▸ Description of the task:
Using the data below, repeat all of it precisely.

▸ Given entries:

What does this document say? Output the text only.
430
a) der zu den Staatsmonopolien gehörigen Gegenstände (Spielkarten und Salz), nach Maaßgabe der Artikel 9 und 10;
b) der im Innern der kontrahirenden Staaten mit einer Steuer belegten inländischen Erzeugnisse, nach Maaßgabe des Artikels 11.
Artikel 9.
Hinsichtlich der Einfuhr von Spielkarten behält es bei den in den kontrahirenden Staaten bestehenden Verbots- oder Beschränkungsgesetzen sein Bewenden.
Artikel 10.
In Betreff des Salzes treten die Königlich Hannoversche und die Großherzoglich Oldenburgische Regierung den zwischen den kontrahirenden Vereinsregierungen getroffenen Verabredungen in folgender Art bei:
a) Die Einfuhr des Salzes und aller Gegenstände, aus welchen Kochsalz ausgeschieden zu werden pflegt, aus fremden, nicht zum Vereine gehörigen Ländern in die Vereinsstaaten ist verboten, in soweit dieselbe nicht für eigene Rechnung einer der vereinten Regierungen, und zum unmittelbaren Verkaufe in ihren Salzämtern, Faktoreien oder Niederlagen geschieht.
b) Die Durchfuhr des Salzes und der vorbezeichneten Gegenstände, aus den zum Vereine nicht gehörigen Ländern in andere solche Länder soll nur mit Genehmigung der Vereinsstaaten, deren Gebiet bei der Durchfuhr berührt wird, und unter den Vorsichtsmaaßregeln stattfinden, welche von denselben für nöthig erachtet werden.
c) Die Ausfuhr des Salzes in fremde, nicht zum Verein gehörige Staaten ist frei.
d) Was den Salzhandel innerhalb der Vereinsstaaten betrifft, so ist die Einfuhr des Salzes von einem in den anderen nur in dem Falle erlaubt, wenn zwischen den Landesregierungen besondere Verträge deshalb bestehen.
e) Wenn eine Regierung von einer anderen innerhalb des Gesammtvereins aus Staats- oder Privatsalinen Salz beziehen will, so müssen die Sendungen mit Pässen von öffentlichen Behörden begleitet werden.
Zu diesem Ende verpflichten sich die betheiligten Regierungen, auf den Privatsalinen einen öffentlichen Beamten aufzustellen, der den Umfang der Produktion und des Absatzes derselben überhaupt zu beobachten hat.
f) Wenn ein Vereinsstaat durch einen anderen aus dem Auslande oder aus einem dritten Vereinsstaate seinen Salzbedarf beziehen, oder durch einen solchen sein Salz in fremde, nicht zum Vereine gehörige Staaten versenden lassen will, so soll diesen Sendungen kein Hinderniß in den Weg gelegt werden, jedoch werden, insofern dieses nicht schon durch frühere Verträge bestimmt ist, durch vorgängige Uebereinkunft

▸ Result below:
What does this document say? Output the text only.
430
a) der zu den Staatsmonopolien gehörigen Gegenstände (Spielkarten und Salz), nach Maaßgabe der Artikel 9 und 10;
b) der im Innern der kontrahirenden Staaten mit einer Steuer belegten inländischen Erzeugnisse, nach Maaßgabe des Artikels 11.
Artikel 9.
Hinsichtlich der Einfuhr von Spielkarten behält es bei den in den kontrahirenden Staaten bestehenden Verbots- oder Beschränkungsgesetzen sein Bewenden.
Artikel 10.
In Betreff des Salzes treten die Königlich Hannoversche und die Großherzoglich Oldenburgische Regierung den zwischen den kontrahirenden Vereinsregierungen getroffenen Verabredungen in folgender Art bei:
a) Die Einfuhr des Salzes und aller Gegenstände, aus welchen Kochsalz ausgeschieden zu werden pflegt, aus fremden, nicht zum Vereine gehörigen Ländern in die Vereinsstaaten ist verboten, in soweit dieselbe nicht für eigene Rechnung einer der vereinten Regierungen, und zum unmittelbaren Verkaufe in ihren Salzämtern, Faktoreien oder Niederlagen geschieht.
b) Die Durchfuhr des Salzes und der vorbezeichneten Gegenstände, aus den zum Vereine nicht gehörigen Ländern in andere solche Länder soll nur mit Genehmigung der Vereinsstaaten, deren Gebiet bei der Durchfuhr berührt wird, und unter den Vorsichtsmaaßregeln stattfinden, welche von denselben für nöthig erachtet werden.
c) Die Ausfuhr des Salzes in fremde, nicht zum Verein gehörige Staaten ist frei.
d) Was den Salzhandel innerhalb der Vereinsstaaten betrifft, so ist die Einfuhr des Salzes von einem in den anderen nur in dem Falle erlaubt, wenn zwischen den Landesregierungen besondere Verträge deshalb bestehen.
e) Wenn eine Regierung von einer anderen innerhalb des Gesammtvereins aus Staats- oder Privatsalinen Salz beziehen will, so müssen die Sendungen mit Pässen von öffentlichen Behörden begleitet werden.
Zu diesem Ende verpflichten sich die betheiligten Regierungen, auf den Privatsalinen einen öffentlichen Beamten aufzustellen, der den Umfang der Produktion und des Absatzes derselben überhaupt zu beobachten hat.
f) Wenn ein Vereinsstaat durch einen anderen aus dem Auslande oder aus einem dritten Vereinsstaate seinen Salzbedarf beziehen, oder durch einen solchen sein Salz in fremde, nicht zum Vereine gehörige Staaten versenden lassen will, so soll diesen Sendungen kein Hinderniß in den Weg gelegt werden, jedoch werden, insofern dieses nicht schon durch frühere Verträge bestimmt ist, durch vorgängige Uebereinkunft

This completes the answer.